◆ Stated task:
Work out how many lines of the records hold the string "ylabel", and reply with that number alone.

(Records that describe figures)

※ ※ ※

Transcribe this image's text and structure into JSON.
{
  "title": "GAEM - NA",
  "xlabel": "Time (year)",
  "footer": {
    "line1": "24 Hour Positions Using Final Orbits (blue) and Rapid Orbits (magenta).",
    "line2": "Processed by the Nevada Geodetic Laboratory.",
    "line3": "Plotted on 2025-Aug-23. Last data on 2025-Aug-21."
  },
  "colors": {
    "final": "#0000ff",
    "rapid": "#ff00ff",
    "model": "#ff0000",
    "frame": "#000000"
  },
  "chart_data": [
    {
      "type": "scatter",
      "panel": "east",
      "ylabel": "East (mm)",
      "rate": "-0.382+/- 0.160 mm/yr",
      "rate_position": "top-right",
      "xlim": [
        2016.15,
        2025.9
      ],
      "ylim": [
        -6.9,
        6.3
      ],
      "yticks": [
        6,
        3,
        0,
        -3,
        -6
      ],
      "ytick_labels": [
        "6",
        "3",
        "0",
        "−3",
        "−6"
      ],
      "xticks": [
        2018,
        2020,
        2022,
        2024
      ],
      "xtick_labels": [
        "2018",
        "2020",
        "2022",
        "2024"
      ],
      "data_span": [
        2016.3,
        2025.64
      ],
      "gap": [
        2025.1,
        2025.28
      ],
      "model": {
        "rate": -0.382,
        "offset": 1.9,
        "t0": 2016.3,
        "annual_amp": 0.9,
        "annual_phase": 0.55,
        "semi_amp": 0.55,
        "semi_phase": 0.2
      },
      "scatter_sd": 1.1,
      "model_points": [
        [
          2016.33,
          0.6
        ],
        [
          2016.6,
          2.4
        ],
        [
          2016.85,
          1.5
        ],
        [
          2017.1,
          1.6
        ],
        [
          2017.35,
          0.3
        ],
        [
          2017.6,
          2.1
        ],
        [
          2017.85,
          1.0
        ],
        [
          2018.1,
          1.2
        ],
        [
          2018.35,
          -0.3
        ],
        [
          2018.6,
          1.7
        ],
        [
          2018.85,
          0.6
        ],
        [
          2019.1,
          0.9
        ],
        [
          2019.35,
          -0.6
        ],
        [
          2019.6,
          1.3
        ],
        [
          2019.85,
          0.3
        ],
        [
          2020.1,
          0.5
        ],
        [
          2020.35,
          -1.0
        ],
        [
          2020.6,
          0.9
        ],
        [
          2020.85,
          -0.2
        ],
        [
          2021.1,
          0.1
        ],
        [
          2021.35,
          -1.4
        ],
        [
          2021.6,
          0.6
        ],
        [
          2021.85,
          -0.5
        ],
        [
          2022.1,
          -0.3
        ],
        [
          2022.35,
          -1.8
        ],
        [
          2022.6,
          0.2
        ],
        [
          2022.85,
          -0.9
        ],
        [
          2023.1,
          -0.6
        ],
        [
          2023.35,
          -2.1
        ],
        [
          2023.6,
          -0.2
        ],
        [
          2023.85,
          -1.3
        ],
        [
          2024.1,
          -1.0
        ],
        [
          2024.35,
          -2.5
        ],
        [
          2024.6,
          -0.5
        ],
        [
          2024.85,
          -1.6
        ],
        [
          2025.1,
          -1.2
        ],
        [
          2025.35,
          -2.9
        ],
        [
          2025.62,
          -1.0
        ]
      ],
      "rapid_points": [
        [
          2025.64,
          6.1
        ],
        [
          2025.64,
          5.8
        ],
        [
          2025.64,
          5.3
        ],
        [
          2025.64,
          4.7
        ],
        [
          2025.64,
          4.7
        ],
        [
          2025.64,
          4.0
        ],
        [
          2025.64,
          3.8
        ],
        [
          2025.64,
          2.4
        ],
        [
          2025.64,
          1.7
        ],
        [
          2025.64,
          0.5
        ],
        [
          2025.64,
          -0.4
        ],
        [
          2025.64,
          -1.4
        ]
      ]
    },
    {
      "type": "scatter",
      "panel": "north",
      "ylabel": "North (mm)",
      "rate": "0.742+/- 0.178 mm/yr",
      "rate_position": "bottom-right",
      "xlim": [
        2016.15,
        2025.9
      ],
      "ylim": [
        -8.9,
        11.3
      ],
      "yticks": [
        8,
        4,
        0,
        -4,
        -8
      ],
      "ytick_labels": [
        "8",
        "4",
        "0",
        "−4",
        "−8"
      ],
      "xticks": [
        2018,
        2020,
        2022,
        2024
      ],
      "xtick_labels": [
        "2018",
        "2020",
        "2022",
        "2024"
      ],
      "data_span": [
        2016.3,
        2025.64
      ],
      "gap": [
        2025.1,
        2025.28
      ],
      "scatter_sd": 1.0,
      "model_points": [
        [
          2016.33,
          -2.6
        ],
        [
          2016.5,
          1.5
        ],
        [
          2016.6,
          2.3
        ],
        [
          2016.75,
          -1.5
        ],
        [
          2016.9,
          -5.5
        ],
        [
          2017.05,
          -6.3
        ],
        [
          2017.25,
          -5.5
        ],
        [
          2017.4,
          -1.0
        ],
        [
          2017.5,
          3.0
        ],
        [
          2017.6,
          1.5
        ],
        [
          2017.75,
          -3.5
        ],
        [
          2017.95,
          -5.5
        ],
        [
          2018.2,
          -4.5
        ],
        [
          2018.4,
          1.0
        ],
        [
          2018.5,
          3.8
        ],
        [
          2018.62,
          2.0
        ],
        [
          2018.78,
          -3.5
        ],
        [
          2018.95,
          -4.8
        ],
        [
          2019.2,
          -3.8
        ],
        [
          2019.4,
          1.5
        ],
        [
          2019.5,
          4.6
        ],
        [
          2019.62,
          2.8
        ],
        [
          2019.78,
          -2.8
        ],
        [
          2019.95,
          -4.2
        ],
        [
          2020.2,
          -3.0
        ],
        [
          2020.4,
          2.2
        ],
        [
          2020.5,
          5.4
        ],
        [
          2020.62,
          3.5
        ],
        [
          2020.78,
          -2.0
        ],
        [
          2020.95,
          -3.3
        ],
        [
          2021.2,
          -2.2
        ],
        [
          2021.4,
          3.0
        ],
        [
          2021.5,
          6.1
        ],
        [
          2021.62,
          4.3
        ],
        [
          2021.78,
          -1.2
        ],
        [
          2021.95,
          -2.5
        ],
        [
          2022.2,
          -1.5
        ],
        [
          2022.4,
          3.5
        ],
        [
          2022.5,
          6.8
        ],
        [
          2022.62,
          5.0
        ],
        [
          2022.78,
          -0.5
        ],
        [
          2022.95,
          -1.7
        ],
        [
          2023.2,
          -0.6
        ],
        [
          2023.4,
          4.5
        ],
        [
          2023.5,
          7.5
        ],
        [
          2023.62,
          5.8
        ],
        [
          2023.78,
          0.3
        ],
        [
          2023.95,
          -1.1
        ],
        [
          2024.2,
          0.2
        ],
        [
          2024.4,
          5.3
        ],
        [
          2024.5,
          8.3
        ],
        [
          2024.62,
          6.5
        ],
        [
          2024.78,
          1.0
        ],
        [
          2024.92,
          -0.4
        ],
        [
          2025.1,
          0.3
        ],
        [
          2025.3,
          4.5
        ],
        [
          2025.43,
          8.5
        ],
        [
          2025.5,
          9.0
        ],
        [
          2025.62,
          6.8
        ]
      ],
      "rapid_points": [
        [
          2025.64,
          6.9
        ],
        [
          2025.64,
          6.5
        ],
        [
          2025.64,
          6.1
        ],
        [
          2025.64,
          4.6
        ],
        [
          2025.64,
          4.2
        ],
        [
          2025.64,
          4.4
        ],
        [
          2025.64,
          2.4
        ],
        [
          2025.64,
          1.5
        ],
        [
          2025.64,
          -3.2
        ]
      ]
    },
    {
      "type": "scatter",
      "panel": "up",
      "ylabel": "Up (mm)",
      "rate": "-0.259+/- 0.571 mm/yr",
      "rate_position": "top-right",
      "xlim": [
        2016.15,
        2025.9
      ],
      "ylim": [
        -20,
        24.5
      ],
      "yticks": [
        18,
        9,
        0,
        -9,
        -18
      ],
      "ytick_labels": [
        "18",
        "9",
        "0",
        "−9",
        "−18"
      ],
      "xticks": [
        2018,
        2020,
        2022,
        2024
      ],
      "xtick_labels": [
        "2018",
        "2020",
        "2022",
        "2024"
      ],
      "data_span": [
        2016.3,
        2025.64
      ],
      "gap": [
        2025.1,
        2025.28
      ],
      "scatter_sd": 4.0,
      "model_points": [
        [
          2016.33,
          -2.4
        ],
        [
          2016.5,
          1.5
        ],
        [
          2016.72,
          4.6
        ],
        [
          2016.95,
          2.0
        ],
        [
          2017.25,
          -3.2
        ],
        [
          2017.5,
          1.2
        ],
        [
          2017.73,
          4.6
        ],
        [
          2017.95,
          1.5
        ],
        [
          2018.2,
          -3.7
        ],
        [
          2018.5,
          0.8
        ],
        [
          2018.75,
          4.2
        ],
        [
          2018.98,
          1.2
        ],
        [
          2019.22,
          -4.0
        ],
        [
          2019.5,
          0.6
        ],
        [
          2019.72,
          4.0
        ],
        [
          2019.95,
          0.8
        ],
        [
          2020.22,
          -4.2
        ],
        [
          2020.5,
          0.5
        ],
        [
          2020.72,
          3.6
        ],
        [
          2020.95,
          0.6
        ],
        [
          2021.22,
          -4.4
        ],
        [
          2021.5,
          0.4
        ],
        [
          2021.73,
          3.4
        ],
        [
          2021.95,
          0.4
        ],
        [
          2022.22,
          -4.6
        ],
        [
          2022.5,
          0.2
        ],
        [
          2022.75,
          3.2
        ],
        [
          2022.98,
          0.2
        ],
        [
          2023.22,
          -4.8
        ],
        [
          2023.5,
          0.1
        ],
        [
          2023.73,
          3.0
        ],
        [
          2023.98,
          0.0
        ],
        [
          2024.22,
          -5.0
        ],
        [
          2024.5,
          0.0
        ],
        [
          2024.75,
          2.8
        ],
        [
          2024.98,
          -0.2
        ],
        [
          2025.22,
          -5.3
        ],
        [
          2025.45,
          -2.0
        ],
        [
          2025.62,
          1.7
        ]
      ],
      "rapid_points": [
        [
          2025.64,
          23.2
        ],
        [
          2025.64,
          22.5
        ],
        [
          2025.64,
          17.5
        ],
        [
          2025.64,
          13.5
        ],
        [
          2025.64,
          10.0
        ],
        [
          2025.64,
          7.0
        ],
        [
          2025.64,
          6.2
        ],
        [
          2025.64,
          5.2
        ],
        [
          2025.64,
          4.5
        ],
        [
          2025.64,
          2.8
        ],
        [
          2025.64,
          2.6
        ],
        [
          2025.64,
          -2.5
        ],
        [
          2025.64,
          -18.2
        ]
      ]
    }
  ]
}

※ ※ ※

◆ Problem solution:
3